*To be done*.
Keep only the lines of the listing that include the word "type", and copy them.
### Input material
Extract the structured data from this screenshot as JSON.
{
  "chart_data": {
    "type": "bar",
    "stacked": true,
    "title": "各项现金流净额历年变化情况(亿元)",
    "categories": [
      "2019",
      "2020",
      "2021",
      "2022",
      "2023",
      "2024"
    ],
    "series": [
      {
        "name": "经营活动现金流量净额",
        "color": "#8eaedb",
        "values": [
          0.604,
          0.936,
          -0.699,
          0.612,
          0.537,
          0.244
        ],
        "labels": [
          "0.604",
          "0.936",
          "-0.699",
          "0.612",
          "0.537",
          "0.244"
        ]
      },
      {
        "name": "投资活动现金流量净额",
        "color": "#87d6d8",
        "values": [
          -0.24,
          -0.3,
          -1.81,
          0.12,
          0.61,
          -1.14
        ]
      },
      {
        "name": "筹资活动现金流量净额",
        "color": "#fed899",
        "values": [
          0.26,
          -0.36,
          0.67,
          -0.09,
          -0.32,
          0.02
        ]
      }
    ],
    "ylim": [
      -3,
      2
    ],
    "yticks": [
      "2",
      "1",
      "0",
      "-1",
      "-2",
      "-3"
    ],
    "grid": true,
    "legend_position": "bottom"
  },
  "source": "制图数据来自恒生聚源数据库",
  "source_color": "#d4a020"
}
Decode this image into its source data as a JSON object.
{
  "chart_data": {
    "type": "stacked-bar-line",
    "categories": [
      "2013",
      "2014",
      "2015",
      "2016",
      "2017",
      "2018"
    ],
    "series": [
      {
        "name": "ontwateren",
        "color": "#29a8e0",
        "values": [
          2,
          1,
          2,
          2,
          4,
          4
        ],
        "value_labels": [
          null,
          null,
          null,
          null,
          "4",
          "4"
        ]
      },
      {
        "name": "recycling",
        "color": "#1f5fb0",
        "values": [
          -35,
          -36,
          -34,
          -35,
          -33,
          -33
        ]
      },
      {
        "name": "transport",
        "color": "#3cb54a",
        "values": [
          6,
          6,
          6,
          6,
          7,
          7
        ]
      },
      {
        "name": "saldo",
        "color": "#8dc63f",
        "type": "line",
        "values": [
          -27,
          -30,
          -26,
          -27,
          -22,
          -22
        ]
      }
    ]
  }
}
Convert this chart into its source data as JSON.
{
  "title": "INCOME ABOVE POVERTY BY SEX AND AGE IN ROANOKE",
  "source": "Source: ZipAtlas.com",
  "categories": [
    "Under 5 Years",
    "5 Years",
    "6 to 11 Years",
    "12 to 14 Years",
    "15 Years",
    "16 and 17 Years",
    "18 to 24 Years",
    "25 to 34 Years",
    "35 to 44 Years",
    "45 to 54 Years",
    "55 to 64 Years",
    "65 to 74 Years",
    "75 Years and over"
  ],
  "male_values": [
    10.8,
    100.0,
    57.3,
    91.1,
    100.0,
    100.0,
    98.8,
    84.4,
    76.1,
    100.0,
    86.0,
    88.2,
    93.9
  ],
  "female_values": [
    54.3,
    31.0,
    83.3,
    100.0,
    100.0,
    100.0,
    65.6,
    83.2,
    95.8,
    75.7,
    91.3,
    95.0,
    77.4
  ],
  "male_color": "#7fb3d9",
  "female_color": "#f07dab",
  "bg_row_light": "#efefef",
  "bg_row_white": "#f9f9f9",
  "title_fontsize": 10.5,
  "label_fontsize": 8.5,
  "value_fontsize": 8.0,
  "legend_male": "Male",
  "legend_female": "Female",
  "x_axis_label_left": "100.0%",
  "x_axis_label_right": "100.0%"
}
######
*Solution to the problem*.
    "type": "bar",
    "type": "stacked-bar-line",
        "type": "line",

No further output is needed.